Short problem: Gather from the listing below each line that includes the word "JSON", and copy it.

--- start Records for the exercise ---

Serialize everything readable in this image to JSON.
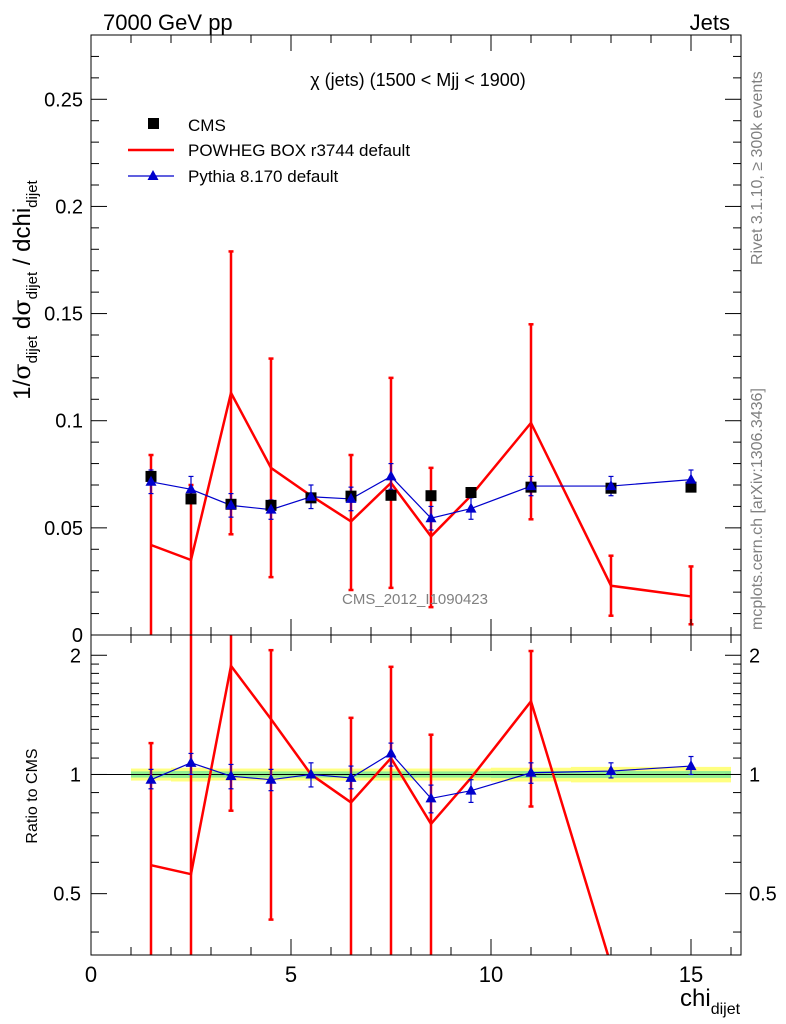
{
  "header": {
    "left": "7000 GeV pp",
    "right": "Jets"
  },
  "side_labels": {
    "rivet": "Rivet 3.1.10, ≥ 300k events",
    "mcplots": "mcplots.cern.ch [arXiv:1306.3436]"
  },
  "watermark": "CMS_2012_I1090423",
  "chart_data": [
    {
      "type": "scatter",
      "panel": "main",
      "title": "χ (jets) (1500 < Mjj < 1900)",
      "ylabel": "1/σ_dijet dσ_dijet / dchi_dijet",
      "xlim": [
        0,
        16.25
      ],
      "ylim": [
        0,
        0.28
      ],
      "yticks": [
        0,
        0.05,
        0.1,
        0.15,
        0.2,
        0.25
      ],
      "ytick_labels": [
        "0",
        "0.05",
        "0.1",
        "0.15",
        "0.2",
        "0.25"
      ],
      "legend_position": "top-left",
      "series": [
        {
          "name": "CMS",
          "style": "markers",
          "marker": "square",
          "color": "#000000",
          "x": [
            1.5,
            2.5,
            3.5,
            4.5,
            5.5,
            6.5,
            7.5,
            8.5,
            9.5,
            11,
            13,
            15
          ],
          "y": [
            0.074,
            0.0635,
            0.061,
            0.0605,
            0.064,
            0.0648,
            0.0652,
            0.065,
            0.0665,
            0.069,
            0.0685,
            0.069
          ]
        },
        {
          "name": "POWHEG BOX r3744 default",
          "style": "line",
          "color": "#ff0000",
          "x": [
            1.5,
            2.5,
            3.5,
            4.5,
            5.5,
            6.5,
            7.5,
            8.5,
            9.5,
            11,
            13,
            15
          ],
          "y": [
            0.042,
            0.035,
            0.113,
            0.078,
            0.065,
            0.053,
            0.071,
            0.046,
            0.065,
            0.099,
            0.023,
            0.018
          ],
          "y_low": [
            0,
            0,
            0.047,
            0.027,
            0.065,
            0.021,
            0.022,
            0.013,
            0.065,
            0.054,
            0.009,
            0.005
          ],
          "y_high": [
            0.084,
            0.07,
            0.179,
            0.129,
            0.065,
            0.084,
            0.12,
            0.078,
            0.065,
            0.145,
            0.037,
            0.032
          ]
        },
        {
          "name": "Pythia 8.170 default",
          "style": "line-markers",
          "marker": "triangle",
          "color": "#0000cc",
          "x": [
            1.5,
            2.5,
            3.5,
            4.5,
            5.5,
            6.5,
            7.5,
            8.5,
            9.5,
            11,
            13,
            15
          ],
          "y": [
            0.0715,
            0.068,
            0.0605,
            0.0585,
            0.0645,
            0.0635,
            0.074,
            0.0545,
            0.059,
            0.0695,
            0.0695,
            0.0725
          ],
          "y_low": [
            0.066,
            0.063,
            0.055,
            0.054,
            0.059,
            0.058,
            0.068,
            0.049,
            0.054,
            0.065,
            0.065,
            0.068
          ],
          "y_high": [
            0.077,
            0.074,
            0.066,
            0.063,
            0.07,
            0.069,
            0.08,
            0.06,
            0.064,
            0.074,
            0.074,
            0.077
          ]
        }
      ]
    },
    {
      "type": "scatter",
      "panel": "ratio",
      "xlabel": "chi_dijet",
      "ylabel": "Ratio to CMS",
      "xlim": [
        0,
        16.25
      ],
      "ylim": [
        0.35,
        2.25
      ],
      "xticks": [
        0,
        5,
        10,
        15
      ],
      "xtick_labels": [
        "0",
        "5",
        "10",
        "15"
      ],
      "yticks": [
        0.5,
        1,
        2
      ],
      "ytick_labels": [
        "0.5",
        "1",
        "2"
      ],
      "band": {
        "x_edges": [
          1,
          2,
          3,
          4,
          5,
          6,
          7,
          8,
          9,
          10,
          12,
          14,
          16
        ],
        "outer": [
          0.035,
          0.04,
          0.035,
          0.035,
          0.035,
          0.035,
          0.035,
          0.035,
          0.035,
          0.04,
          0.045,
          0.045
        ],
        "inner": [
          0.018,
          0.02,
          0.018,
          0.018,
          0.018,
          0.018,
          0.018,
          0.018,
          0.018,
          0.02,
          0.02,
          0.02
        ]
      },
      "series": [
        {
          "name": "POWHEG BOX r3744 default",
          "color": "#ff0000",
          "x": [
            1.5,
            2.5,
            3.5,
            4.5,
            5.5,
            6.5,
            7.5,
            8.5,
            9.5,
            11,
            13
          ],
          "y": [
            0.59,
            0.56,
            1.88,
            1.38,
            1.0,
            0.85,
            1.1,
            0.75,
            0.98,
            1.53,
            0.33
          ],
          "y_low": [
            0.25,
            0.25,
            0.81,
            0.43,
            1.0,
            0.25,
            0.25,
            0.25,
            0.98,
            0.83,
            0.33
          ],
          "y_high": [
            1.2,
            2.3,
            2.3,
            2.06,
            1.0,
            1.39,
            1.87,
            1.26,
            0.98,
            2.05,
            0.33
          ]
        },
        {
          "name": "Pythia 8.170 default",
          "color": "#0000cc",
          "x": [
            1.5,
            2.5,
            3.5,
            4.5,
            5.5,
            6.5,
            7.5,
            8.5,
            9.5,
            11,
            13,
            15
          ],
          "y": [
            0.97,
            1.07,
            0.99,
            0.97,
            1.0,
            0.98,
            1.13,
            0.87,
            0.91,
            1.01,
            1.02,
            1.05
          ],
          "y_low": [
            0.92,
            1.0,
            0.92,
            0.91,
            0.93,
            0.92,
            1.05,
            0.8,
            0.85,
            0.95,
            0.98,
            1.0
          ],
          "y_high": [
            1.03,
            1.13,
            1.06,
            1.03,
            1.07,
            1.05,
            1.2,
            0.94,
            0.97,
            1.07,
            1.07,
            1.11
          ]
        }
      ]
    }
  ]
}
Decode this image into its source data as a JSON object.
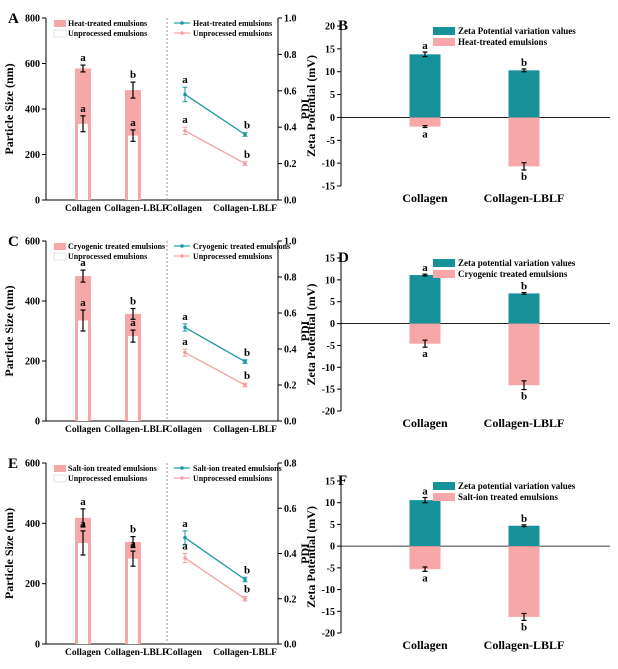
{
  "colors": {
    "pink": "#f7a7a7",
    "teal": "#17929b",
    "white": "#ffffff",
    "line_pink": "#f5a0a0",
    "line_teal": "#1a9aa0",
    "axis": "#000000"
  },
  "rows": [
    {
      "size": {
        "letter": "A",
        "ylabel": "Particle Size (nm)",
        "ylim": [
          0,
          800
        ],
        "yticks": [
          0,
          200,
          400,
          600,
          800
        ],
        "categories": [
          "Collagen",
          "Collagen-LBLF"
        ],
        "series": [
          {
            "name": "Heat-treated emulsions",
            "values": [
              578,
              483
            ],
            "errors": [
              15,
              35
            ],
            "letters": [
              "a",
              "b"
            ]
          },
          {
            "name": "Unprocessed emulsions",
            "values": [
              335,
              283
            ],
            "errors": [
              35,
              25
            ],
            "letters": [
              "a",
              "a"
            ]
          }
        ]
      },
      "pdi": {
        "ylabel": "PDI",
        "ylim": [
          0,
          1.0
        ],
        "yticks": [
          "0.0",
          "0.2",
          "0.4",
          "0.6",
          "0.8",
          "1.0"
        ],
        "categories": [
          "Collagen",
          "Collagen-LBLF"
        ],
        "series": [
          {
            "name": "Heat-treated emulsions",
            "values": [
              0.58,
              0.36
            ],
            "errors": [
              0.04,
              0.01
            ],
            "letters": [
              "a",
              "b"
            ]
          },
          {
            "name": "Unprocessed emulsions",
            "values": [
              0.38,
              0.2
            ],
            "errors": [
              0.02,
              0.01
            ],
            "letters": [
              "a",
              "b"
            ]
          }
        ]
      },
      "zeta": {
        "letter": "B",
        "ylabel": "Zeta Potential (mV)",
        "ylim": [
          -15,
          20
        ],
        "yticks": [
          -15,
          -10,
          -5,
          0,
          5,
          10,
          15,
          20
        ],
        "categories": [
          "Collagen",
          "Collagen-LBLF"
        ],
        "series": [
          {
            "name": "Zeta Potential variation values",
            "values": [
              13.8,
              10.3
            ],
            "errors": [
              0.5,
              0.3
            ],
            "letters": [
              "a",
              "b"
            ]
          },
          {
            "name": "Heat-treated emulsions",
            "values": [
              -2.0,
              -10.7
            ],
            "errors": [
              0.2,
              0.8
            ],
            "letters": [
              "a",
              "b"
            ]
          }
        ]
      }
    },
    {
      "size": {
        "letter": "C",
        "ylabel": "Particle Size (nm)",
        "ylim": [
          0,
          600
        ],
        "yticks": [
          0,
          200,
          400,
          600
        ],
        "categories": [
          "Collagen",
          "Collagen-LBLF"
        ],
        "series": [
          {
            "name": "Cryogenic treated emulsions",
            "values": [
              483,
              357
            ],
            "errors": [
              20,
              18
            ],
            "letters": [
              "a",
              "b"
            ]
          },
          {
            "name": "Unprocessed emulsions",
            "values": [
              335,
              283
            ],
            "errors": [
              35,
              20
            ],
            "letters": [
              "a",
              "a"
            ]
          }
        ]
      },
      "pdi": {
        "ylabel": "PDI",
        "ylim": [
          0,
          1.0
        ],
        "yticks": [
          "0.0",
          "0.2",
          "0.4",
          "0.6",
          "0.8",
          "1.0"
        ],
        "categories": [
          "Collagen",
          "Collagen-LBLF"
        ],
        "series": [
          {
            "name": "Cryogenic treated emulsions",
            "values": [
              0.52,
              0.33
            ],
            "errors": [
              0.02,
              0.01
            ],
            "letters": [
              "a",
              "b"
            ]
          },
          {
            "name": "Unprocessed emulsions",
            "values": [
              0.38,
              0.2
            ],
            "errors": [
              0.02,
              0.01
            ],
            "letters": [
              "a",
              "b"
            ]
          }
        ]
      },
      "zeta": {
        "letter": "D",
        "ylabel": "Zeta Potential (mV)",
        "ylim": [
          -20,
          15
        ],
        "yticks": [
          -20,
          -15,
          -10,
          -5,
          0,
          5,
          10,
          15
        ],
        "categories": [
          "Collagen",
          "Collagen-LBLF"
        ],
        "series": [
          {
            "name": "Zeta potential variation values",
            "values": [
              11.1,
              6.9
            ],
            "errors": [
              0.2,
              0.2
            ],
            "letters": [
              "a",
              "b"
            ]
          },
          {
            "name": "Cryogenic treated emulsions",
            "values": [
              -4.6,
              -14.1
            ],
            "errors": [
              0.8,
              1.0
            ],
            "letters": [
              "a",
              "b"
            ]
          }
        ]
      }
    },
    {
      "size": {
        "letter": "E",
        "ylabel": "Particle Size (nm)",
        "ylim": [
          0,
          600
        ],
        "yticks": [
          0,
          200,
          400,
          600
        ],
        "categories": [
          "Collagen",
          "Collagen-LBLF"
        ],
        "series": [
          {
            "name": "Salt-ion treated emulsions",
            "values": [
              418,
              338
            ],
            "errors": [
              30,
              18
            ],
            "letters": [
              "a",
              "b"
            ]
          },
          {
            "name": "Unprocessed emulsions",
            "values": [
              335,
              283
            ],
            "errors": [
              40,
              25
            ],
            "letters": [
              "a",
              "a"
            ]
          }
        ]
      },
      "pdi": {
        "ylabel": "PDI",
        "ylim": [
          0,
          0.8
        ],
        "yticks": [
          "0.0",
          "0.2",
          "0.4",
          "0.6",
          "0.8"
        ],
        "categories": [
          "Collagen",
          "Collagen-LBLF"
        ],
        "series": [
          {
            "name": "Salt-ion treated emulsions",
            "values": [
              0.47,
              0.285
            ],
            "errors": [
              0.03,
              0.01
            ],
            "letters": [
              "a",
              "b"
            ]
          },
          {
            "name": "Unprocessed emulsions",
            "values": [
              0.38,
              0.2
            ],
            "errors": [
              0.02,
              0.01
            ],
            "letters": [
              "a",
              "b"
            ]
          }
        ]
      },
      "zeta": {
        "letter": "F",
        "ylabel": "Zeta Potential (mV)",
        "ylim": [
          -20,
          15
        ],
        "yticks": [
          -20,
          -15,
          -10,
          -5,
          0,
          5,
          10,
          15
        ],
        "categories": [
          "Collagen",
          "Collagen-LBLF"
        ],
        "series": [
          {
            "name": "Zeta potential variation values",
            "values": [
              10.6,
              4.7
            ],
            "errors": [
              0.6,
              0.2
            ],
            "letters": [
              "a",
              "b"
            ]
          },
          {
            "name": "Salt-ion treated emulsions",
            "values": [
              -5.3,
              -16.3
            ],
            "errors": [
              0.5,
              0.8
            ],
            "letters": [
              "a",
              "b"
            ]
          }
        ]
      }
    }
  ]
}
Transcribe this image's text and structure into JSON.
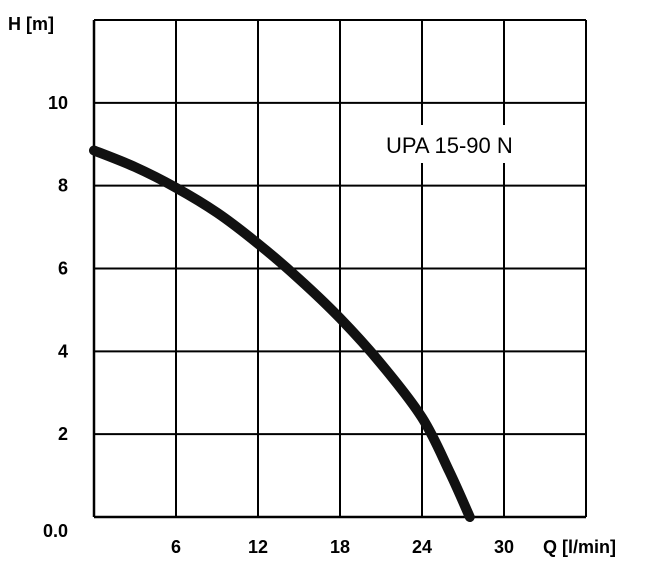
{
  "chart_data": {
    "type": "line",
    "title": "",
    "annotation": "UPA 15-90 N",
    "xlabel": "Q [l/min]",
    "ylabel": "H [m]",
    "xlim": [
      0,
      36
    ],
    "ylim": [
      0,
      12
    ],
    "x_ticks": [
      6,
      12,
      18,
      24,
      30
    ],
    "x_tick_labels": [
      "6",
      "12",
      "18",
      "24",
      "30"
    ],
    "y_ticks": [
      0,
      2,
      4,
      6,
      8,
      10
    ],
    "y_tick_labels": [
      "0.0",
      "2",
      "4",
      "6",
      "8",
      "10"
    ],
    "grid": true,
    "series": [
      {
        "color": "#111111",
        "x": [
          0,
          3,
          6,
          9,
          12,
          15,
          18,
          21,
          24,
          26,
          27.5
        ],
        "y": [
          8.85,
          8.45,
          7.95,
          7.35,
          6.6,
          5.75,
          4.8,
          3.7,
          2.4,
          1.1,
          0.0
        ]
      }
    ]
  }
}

--- end Records for the exercise ---

Exercise solution:
Serialize everything readable in this image to JSON.
Decode this image into its source data as a JSON object.
Transcribe this image's text and structure into JSON.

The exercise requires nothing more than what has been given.